* Job:
Copy the material below, switching every "candlestick" to "candle" and leaving everything else unchanged.

* Provided data:
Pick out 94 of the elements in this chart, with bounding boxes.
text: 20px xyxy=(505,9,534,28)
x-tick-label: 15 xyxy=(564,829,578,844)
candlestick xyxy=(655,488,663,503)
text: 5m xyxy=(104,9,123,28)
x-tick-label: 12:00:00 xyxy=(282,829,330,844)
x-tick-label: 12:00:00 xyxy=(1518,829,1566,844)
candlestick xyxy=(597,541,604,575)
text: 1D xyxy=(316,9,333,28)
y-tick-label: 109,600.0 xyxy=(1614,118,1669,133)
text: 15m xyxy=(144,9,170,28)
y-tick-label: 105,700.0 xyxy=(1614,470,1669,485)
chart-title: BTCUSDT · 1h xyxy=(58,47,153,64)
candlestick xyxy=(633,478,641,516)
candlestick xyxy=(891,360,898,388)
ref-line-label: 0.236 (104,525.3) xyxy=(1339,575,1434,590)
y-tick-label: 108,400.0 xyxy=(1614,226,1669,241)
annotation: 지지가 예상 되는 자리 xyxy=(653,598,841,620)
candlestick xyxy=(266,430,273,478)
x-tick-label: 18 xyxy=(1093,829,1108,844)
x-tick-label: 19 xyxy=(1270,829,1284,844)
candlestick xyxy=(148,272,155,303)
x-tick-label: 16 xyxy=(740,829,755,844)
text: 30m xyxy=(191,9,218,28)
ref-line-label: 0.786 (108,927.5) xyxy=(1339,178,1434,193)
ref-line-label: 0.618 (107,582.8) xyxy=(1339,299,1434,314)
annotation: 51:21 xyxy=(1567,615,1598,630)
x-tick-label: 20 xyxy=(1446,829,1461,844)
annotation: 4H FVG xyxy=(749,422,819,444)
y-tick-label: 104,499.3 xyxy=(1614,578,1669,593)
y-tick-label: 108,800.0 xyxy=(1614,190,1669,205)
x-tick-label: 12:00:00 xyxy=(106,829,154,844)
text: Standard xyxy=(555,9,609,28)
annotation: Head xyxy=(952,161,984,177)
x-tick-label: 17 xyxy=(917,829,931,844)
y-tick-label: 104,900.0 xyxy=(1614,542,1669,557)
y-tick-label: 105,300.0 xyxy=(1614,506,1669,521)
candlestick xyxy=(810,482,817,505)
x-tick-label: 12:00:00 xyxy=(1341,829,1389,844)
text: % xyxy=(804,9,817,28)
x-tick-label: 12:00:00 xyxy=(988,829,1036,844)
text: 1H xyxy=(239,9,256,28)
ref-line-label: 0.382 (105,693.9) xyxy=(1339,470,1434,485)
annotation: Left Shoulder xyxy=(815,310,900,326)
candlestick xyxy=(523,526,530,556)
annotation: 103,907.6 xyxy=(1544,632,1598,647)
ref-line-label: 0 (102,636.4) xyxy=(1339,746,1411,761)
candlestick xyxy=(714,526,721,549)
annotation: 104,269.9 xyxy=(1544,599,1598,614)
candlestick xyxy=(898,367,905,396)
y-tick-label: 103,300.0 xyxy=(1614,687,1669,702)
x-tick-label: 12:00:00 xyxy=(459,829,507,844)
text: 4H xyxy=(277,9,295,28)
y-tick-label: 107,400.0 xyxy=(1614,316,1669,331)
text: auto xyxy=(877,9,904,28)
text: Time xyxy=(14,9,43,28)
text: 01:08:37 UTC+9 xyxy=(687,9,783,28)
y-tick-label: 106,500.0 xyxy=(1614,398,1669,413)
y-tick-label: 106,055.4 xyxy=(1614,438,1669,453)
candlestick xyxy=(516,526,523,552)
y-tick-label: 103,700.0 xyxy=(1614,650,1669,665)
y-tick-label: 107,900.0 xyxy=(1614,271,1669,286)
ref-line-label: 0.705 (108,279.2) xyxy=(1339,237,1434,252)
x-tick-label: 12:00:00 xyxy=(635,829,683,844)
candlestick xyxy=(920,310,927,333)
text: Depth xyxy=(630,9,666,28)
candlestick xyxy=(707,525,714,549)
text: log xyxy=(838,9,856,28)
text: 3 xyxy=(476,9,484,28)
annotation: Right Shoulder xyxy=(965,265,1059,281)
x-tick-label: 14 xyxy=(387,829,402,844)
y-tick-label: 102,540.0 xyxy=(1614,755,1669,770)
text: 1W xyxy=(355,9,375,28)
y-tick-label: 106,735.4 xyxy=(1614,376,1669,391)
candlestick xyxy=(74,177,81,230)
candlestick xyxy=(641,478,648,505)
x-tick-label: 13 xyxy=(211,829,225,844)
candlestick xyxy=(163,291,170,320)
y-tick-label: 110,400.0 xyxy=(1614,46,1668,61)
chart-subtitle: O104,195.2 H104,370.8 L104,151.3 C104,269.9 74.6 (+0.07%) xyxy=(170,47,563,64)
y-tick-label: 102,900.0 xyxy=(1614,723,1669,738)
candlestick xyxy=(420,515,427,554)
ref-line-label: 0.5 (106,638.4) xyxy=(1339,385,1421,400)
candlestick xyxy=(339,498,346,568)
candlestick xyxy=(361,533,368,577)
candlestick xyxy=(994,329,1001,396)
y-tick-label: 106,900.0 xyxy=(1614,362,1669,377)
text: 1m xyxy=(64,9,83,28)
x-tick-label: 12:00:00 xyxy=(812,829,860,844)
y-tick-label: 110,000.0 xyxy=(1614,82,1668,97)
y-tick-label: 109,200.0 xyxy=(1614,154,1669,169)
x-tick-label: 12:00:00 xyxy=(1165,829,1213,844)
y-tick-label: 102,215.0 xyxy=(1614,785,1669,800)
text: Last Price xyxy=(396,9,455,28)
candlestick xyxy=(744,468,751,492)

* The output:
Pick out 94 of the elements in this chart, with bounding boxes.
text: 20px xyxy=(505,9,534,28)
x-tick-label: 15 xyxy=(564,829,578,844)
candle xyxy=(655,488,663,503)
text: 5m xyxy=(104,9,123,28)
x-tick-label: 12:00:00 xyxy=(282,829,330,844)
x-tick-label: 12:00:00 xyxy=(1518,829,1566,844)
candle xyxy=(597,541,604,575)
text: 1D xyxy=(316,9,333,28)
y-tick-label: 109,600.0 xyxy=(1614,118,1669,133)
text: 15m xyxy=(144,9,170,28)
y-tick-label: 105,700.0 xyxy=(1614,470,1669,485)
chart-title: BTCUSDT · 1h xyxy=(58,47,153,64)
candle xyxy=(633,478,641,516)
candle xyxy=(891,360,898,388)
ref-line-label: 0.236 (104,525.3) xyxy=(1339,575,1434,590)
y-tick-label: 108,400.0 xyxy=(1614,226,1669,241)
annotation: 지지가 예상 되는 자리 xyxy=(653,598,841,620)
candle xyxy=(266,430,273,478)
x-tick-label: 18 xyxy=(1093,829,1108,844)
x-tick-label: 19 xyxy=(1270,829,1284,844)
candle xyxy=(148,272,155,303)
x-tick-label: 16 xyxy=(740,829,755,844)
text: 30m xyxy=(191,9,218,28)
ref-line-label: 0.786 (108,927.5) xyxy=(1339,178,1434,193)
ref-line-label: 0.618 (107,582.8) xyxy=(1339,299,1434,314)
annotation: 51:21 xyxy=(1567,615,1598,630)
x-tick-label: 20 xyxy=(1446,829,1461,844)
annotation: 4H FVG xyxy=(749,422,819,444)
y-tick-label: 104,499.3 xyxy=(1614,578,1669,593)
y-tick-label: 108,800.0 xyxy=(1614,190,1669,205)
x-tick-label: 12:00:00 xyxy=(106,829,154,844)
text: Standard xyxy=(555,9,609,28)
annotation: Head xyxy=(952,161,984,177)
x-tick-label: 17 xyxy=(917,829,931,844)
y-tick-label: 104,900.0 xyxy=(1614,542,1669,557)
y-tick-label: 105,300.0 xyxy=(1614,506,1669,521)
candle xyxy=(810,482,817,505)
x-tick-label: 12:00:00 xyxy=(1341,829,1389,844)
text: % xyxy=(804,9,817,28)
x-tick-label: 12:00:00 xyxy=(988,829,1036,844)
text: 1H xyxy=(239,9,256,28)
ref-line-label: 0.382 (105,693.9) xyxy=(1339,470,1434,485)
annotation: Left Shoulder xyxy=(815,310,900,326)
candle xyxy=(523,526,530,556)
annotation: 103,907.6 xyxy=(1544,632,1598,647)
ref-line-label: 0 (102,636.4) xyxy=(1339,746,1411,761)
candle xyxy=(714,526,721,549)
annotation: 104,269.9 xyxy=(1544,599,1598,614)
candle xyxy=(898,367,905,396)
y-tick-label: 103,300.0 xyxy=(1614,687,1669,702)
x-tick-label: 12:00:00 xyxy=(459,829,507,844)
text: 4H xyxy=(277,9,295,28)
y-tick-label: 107,400.0 xyxy=(1614,316,1669,331)
text: auto xyxy=(877,9,904,28)
text: Time xyxy=(14,9,43,28)
text: 01:08:37 UTC+9 xyxy=(687,9,783,28)
y-tick-label: 106,500.0 xyxy=(1614,398,1669,413)
y-tick-label: 106,055.4 xyxy=(1614,438,1669,453)
candle xyxy=(516,526,523,552)
y-tick-label: 103,700.0 xyxy=(1614,650,1669,665)
y-tick-label: 107,900.0 xyxy=(1614,271,1669,286)
ref-line-label: 0.705 (108,279.2) xyxy=(1339,237,1434,252)
x-tick-label: 12:00:00 xyxy=(635,829,683,844)
candle xyxy=(920,310,927,333)
text: Depth xyxy=(630,9,666,28)
candle xyxy=(707,525,714,549)
text: log xyxy=(838,9,856,28)
text: 3 xyxy=(476,9,484,28)
annotation: Right Shoulder xyxy=(965,265,1059,281)
x-tick-label: 14 xyxy=(387,829,402,844)
y-tick-label: 102,540.0 xyxy=(1614,755,1669,770)
text: 1W xyxy=(355,9,375,28)
y-tick-label: 106,735.4 xyxy=(1614,376,1669,391)
candle xyxy=(74,177,81,230)
candle xyxy=(641,478,648,505)
x-tick-label: 13 xyxy=(211,829,225,844)
candle xyxy=(163,291,170,320)
y-tick-label: 110,400.0 xyxy=(1614,46,1668,61)
chart-subtitle: O104,195.2 H104,370.8 L104,151.3 C104,269.9 74.6 (+0.07%) xyxy=(170,47,563,64)
y-tick-label: 102,900.0 xyxy=(1614,723,1669,738)
candle xyxy=(420,515,427,554)
ref-line-label: 0.5 (106,638.4) xyxy=(1339,385,1421,400)
candle xyxy=(339,498,346,568)
candle xyxy=(361,533,368,577)
candle xyxy=(994,329,1001,396)
y-tick-label: 106,900.0 xyxy=(1614,362,1669,377)
text: 1m xyxy=(64,9,83,28)
x-tick-label: 12:00:00 xyxy=(812,829,860,844)
y-tick-label: 110,000.0 xyxy=(1614,82,1668,97)
y-tick-label: 109,200.0 xyxy=(1614,154,1669,169)
x-tick-label: 12:00:00 xyxy=(1165,829,1213,844)
y-tick-label: 102,215.0 xyxy=(1614,785,1669,800)
text: Last Price xyxy=(396,9,455,28)
candle xyxy=(744,468,751,492)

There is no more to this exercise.